### Directions for this task
Pictures aside, write out every record exactly as it appears.

== Listed records

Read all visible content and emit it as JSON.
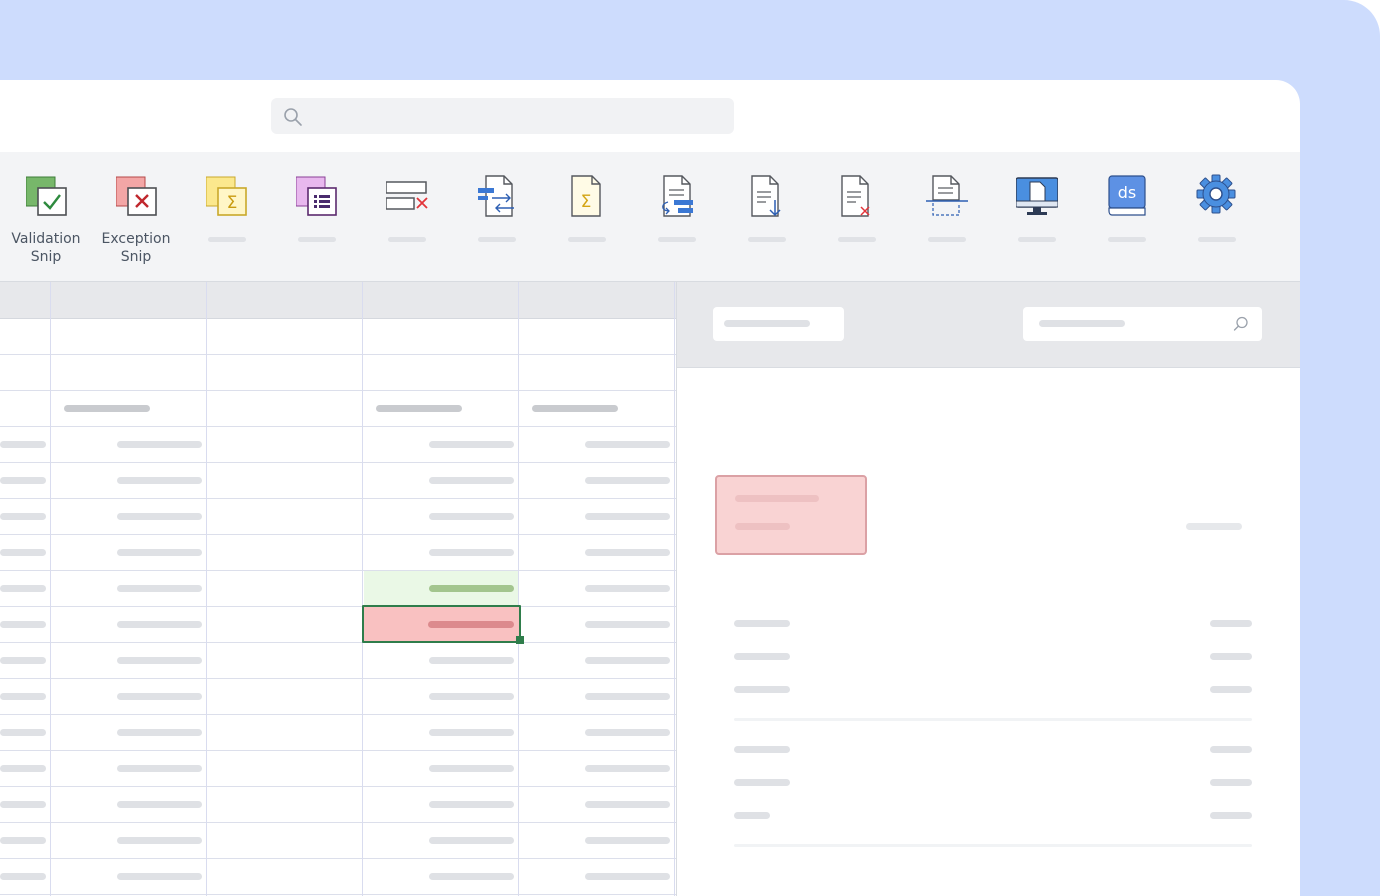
{
  "ribbon": {
    "validation_snip": {
      "line1": "Validation",
      "line2": "Snip",
      "icon": "validation-snip-icon"
    },
    "exception_snip": {
      "line1": "Exception",
      "line2": "Snip",
      "icon": "exception-snip-icon"
    },
    "unlabeled_icons": [
      "sum-snip-icon",
      "list-snip-icon",
      "delete-row-icon",
      "swap-columns-icon",
      "formula-document-icon",
      "document-convert-icon",
      "document-download-icon",
      "document-delete-icon",
      "document-clip-icon",
      "monitor-icon",
      "ds-book-icon",
      "gear-icon"
    ]
  },
  "colors": {
    "background": "#cddcfd",
    "ribbon": "#f3f4f6",
    "selected_cell_fill": "#f9c1c1",
    "selected_cell_border": "#2f7d4b",
    "valid_cell_fill": "#eaf8e6",
    "valid_bar": "#a3c58e",
    "error_bar": "#dc8a8d",
    "error_box_fill": "#f9d3d3"
  }
}
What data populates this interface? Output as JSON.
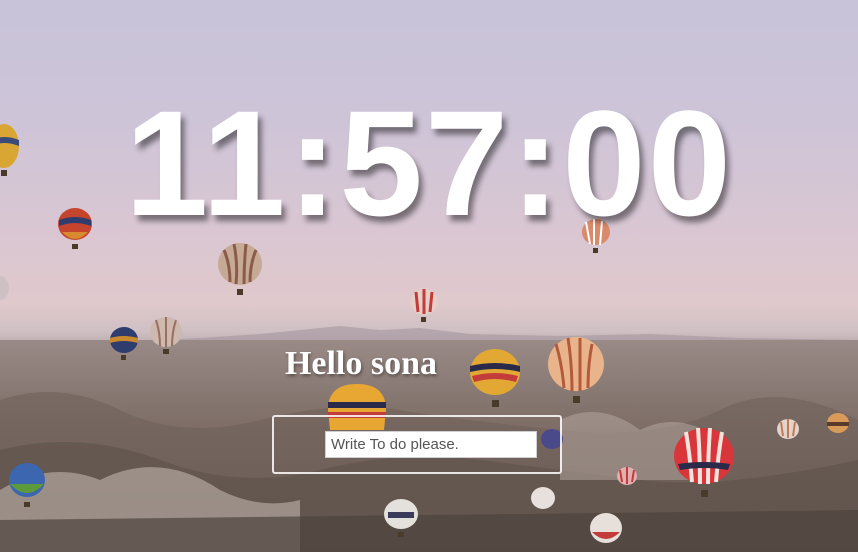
{
  "clock": {
    "time": "11:57:00"
  },
  "greeting": {
    "text": "Hello sona"
  },
  "todo": {
    "placeholder": "Write To do please.",
    "value": ""
  },
  "background": {
    "icon": "hot-air-balloons-landscape-photo"
  }
}
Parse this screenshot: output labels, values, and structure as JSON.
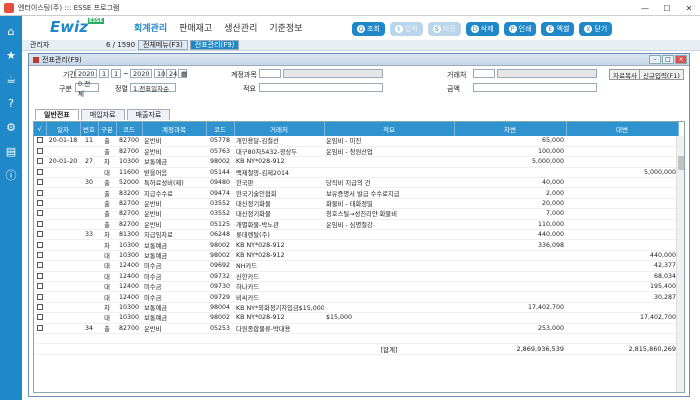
{
  "window": {
    "title": "엔터이스팅(주) ::: ESSE 프로그램",
    "controls": [
      "—",
      "☐",
      "✕"
    ]
  },
  "header": {
    "logo": {
      "text_e": "E",
      "text_wiz": "wiz",
      "badge": "ESSE"
    },
    "menus": [
      "회계관리",
      "판매재고",
      "생산관리",
      "기준정보"
    ],
    "toolbar": [
      {
        "label": "조회",
        "icon": "Q"
      },
      {
        "label": "입력",
        "icon": "I"
      },
      {
        "label": "저장",
        "icon": "S"
      },
      {
        "label": "삭제",
        "icon": "D"
      },
      {
        "label": "인쇄",
        "icon": "P"
      },
      {
        "label": "엑셀",
        "icon": "E"
      },
      {
        "label": "닫기",
        "icon": "X"
      }
    ]
  },
  "status": {
    "user": "관리자",
    "count": "6 / 1590",
    "tabs": [
      "전체메뉴(F3)",
      "전표관리(F9)"
    ]
  },
  "subwindow": {
    "title": "전표관리(F9)"
  },
  "filter": {
    "period_label": "기간",
    "from_y": "2020",
    "from_m": "1",
    "from_d": "1",
    "to_y": "2020",
    "to_m": "10",
    "to_d": "24",
    "account_label": "계정과목",
    "vendor_label": "거래처",
    "type_label": "구분",
    "type_value": "0.전체",
    "sort_label": "정렬",
    "sort_value": "1.전표일자순",
    "memo_label": "적요",
    "amount_label": "금액",
    "copy_btn": "자료복사",
    "new_btn": "신규입력(F1)"
  },
  "tabs": [
    "일반전표",
    "매입자료",
    "매출자료"
  ],
  "columns": [
    "√",
    "일자",
    "번호",
    "구분",
    "코드",
    "계정과목",
    "코드",
    "거래처",
    "적요",
    "차변",
    "대변"
  ],
  "rows": [
    [
      "20-01-18",
      "11",
      "출",
      "82700",
      "운반비",
      "05778",
      "개인용달-김철선",
      "운임비 - 미진",
      "65,000",
      ""
    ],
    [
      "",
      "",
      "출",
      "82700",
      "운반비",
      "05763",
      "대구80자5432-광상두",
      "운임비 - 청원산업",
      "100,000",
      ""
    ],
    [
      "20-01-20",
      "27",
      "차",
      "10300",
      "보통예금",
      "98002",
      "KB NY*028-912",
      "",
      "5,000,000",
      ""
    ],
    [
      "",
      "",
      "대",
      "11600",
      "받을어음",
      "05144",
      "백제철망-김제2014",
      "",
      "",
      "5,000,000"
    ],
    [
      "",
      "30",
      "출",
      "52000",
      "특허료성비(제)",
      "09480",
      "한국판",
      "당직비 지급의 건",
      "40,000",
      ""
    ],
    [
      "",
      "",
      "출",
      "83200",
      "지급수수료",
      "09474",
      "한국기술인협회",
      "보유증명서 발급 수수료지급",
      "2,000",
      ""
    ],
    [
      "",
      "",
      "출",
      "82700",
      "운반비",
      "03552",
      "대신정기화물",
      "화물비 - 태화정밀",
      "20,000",
      ""
    ],
    [
      "",
      "",
      "출",
      "82700",
      "운반비",
      "03552",
      "대신정기화물",
      "청호스틸→성진리얀 화물비",
      "7,000",
      ""
    ],
    [
      "",
      "",
      "출",
      "82700",
      "운반비",
      "05125",
      "개별화물-박노관",
      "운임비 - 심명철강",
      "110,000",
      ""
    ],
    [
      "",
      "33",
      "차",
      "81300",
      "지급임차료",
      "06248",
      "롯데렌탈(주)",
      "",
      "440,000",
      ""
    ],
    [
      "",
      "",
      "차",
      "10300",
      "보통예금",
      "98002",
      "KB NY*028-912",
      "",
      "336,098",
      ""
    ],
    [
      "",
      "",
      "대",
      "10300",
      "보통예금",
      "98002",
      "KB NY*028-912",
      "",
      "",
      "440,000"
    ],
    [
      "",
      "",
      "대",
      "12400",
      "미수금",
      "09692",
      "NH카드",
      "",
      "",
      "42,377"
    ],
    [
      "",
      "",
      "대",
      "12400",
      "미수금",
      "09732",
      "신한카드",
      "",
      "",
      "68,034"
    ],
    [
      "",
      "",
      "대",
      "12400",
      "미수금",
      "09730",
      "하나카드",
      "",
      "",
      "195,400"
    ],
    [
      "",
      "",
      "대",
      "12400",
      "미수금",
      "09729",
      "비씨카드",
      "",
      "",
      "30,287"
    ],
    [
      "",
      "",
      "차",
      "10300",
      "보통예금",
      "98004",
      "KB NY*외화정기자입금$15,000",
      "",
      "17,402,700",
      ""
    ],
    [
      "",
      "",
      "대",
      "10300",
      "보통예금",
      "98002",
      "KB NY*028-912",
      "$15,000",
      "",
      "17,402,700"
    ],
    [
      "",
      "34",
      "출",
      "82700",
      "운반비",
      "05253",
      "다원종합물류-박대용",
      "",
      "253,000",
      ""
    ]
  ],
  "summary": {
    "label": "[합계]",
    "debit": "2,869,936,539",
    "credit": "2,815,860,269"
  }
}
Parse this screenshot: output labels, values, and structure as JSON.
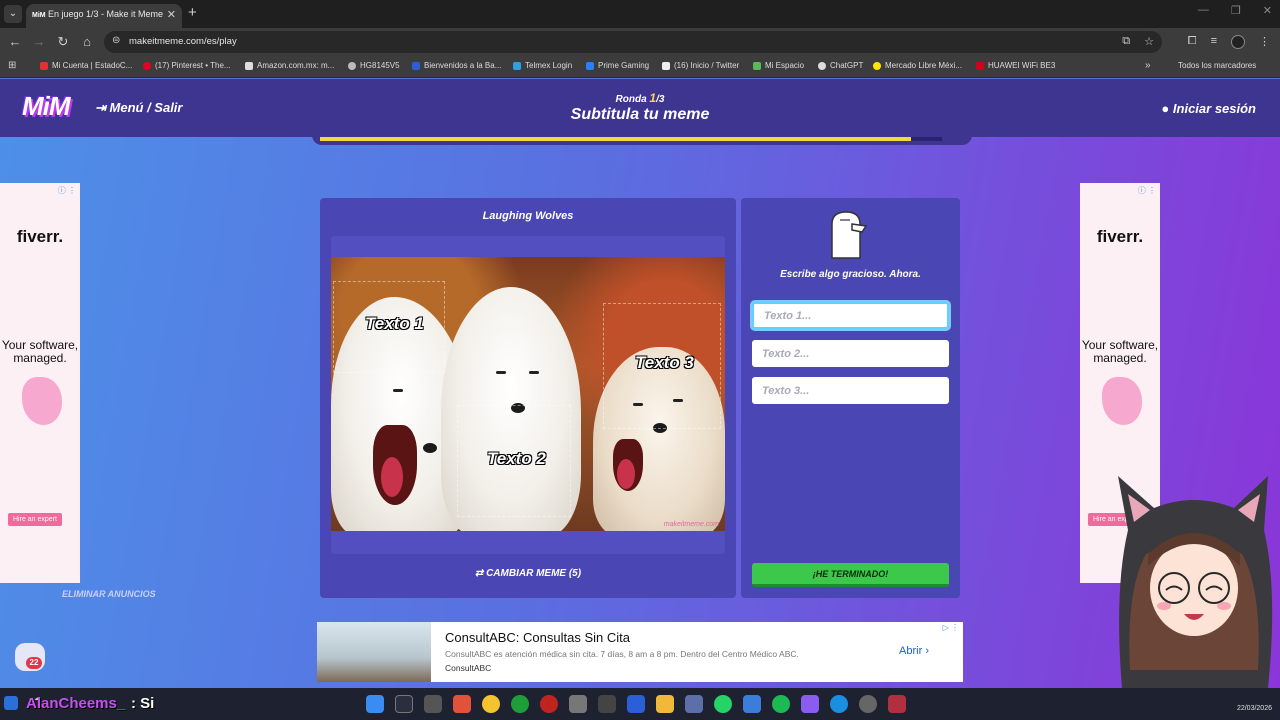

====

### Exercise answer
Read all visible content and emit it as JSON.
{
  "ribbon": {
    "validation_snip": {
      "line1": "Validation",
      "line2": "Snip",
      "icon": "validation-snip-icon"
    },
    "exception_snip": {
      "line1": "Exception",
      "line2": "Snip",
      "icon": "exception-snip-icon"
    },
    "unlabeled_icons": [
      "sum-snip-icon",
      "list-snip-icon",
      "delete-row-icon",
      "swap-columns-icon",
      "formula-document-icon",
      "document-convert-icon",
      "document-download-icon",
      "document-delete-icon",
      "document-clip-icon",
      "monitor-icon",
      "ds-book-icon",
      "gear-icon"
    ]
  },
  "colors": {
    "background": "#cddcfd",
    "ribbon": "#f3f4f6",
    "selected_cell_fill": "#f9c1c1",
    "selected_cell_border": "#2f7d4b",
    "valid_cell_fill": "#eaf8e6",
    "valid_bar": "#a3c58e",
    "error_bar": "#dc8a8d",
    "error_box_fill": "#f9d3d3"
  }
}
What data populates this interface? Output as JSON.
{
  "clock": {
    "time": "11:57:00"
  },
  "greeting": {
    "text": "Hello sona"
  },
  "todo": {
    "placeholder": "Write To do please.",
    "value": ""
  },
  "background": {
    "icon": "hot-air-balloons-landscape-photo"
  }
}
Parse this screenshot: output labels, values, and structure as JSON.
{
  "window": {
    "title": "엔터이스팅(주) ::: ESSE 프로그램",
    "controls": [
      "—",
      "☐",
      "✕"
    ]
  },
  "header": {
    "logo": {
      "text_e": "E",
      "text_wiz": "wiz",
      "badge": "ESSE"
    },
    "menus": [
      "회계관리",
      "판매재고",
      "생산관리",
      "기준정보"
    ],
    "toolbar": [
      {
        "label": "조회",
        "icon": "Q"
      },
      {
        "label": "입력",
        "icon": "I"
      },
      {
        "label": "저장",
        "icon": "S"
      },
      {
        "label": "삭제",
        "icon": "D"
      },
      {
        "label": "인쇄",
        "icon": "P"
      },
      {
        "label": "엑셀",
        "icon": "E"
      },
      {
        "label": "닫기",
        "icon": "X"
      }
    ]
  },
  "status": {
    "user": "관리자",
    "count": "6 / 1590",
    "tabs": [
      "전체메뉴(F3)",
      "전표관리(F9)"
    ]
  },
  "subwindow": {
    "title": "전표관리(F9)"
  },
  "filter": {
    "period_label": "기간",
    "from_y": "2020",
    "from_m": "1",
    "from_d": "1",
    "to_y": "2020",
    "to_m": "10",
    "to_d": "24",
    "account_label": "계정과목",
    "vendor_label": "거래처",
    "type_label": "구분",
    "type_value": "0.전체",
    "sort_label": "정렬",
    "sort_value": "1.전표일자순",
    "memo_label": "적요",
    "amount_label": "금액",
    "copy_btn": "자료복사",
    "new_btn": "신규입력(F1)"
  },
  "tabs": [
    "일반전표",
    "매입자료",
    "매출자료"
  ],
  "columns": [
    "√",
    "일자",
    "번호",
    "구분",
    "코드",
    "계정과목",
    "코드",
    "거래처",
    "적요",
    "차변",
    "대변"
  ],
  "rows": [
    [
      "20-01-18",
      "11",
      "출",
      "82700",
      "운반비",
      "05778",
      "개인용달-김철선",
      "운임비 - 미진",
      "65,000",
      ""
    ],
    [
      "",
      "",
      "출",
      "82700",
      "운반비",
      "05763",
      "대구80자5432-광상두",
      "운임비 - 청원산업",
      "100,000",
      ""
    ],
    [
      "20-01-20",
      "27",
      "차",
      "10300",
      "보통예금",
      "98002",
      "KB NY*028-912",
      "",
      "5,000,000",
      ""
    ],
    [
      "",
      "",
      "대",
      "11600",
      "받을어음",
      "05144",
      "백제철망-김제2014",
      "",
      "",
      "5,000,000"
    ],
    [
      "",
      "30",
      "출",
      "52000",
      "특허료성비(제)",
      "09480",
      "한국판",
      "당직비 지급의 건",
      "40,000",
      ""
    ],
    [
      "",
      "",
      "출",
      "83200",
      "지급수수료",
      "09474",
      "한국기술인협회",
      "보유증명서 발급 수수료지급",
      "2,000",
      ""
    ],
    [
      "",
      "",
      "출",
      "82700",
      "운반비",
      "03552",
      "대신정기화물",
      "화물비 - 태화정밀",
      "20,000",
      ""
    ],
    [
      "",
      "",
      "출",
      "82700",
      "운반비",
      "03552",
      "대신정기화물",
      "청호스틸→성진리얀 화물비",
      "7,000",
      ""
    ],
    [
      "",
      "",
      "출",
      "82700",
      "운반비",
      "05125",
      "개별화물-박노관",
      "운임비 - 심명철강",
      "110,000",
      ""
    ],
    [
      "",
      "33",
      "차",
      "81300",
      "지급임차료",
      "06248",
      "롯데렌탈(주)",
      "",
      "440,000",
      ""
    ],
    [
      "",
      "",
      "차",
      "10300",
      "보통예금",
      "98002",
      "KB NY*028-912",
      "",
      "336,098",
      ""
    ],
    [
      "",
      "",
      "대",
      "10300",
      "보통예금",
      "98002",
      "KB NY*028-912",
      "",
      "",
      "440,000"
    ],
    [
      "",
      "",
      "대",
      "12400",
      "미수금",
      "09692",
      "NH카드",
      "",
      "",
      "42,377"
    ],
    [
      "",
      "",
      "대",
      "12400",
      "미수금",
      "09732",
      "신한카드",
      "",
      "",
      "68,034"
    ],
    [
      "",
      "",
      "대",
      "12400",
      "미수금",
      "09730",
      "하나카드",
      "",
      "",
      "195,400"
    ],
    [
      "",
      "",
      "대",
      "12400",
      "미수금",
      "09729",
      "비씨카드",
      "",
      "",
      "30,287"
    ],
    [
      "",
      "",
      "차",
      "10300",
      "보통예금",
      "98004",
      "KB NY*외화정기자입금$15,000",
      "",
      "17,402,700",
      ""
    ],
    [
      "",
      "",
      "대",
      "10300",
      "보통예금",
      "98002",
      "KB NY*028-912",
      "$15,000",
      "",
      "17,402,700"
    ],
    [
      "",
      "34",
      "출",
      "82700",
      "운반비",
      "05253",
      "다원종합물류-박대용",
      "",
      "253,000",
      ""
    ]
  ],
  "summary": {
    "label": "[합계]",
    "debit": "2,869,936,539",
    "credit": "2,815,860,269"
  }
}
Parse this screenshot: output labels, values, and structure as JSON.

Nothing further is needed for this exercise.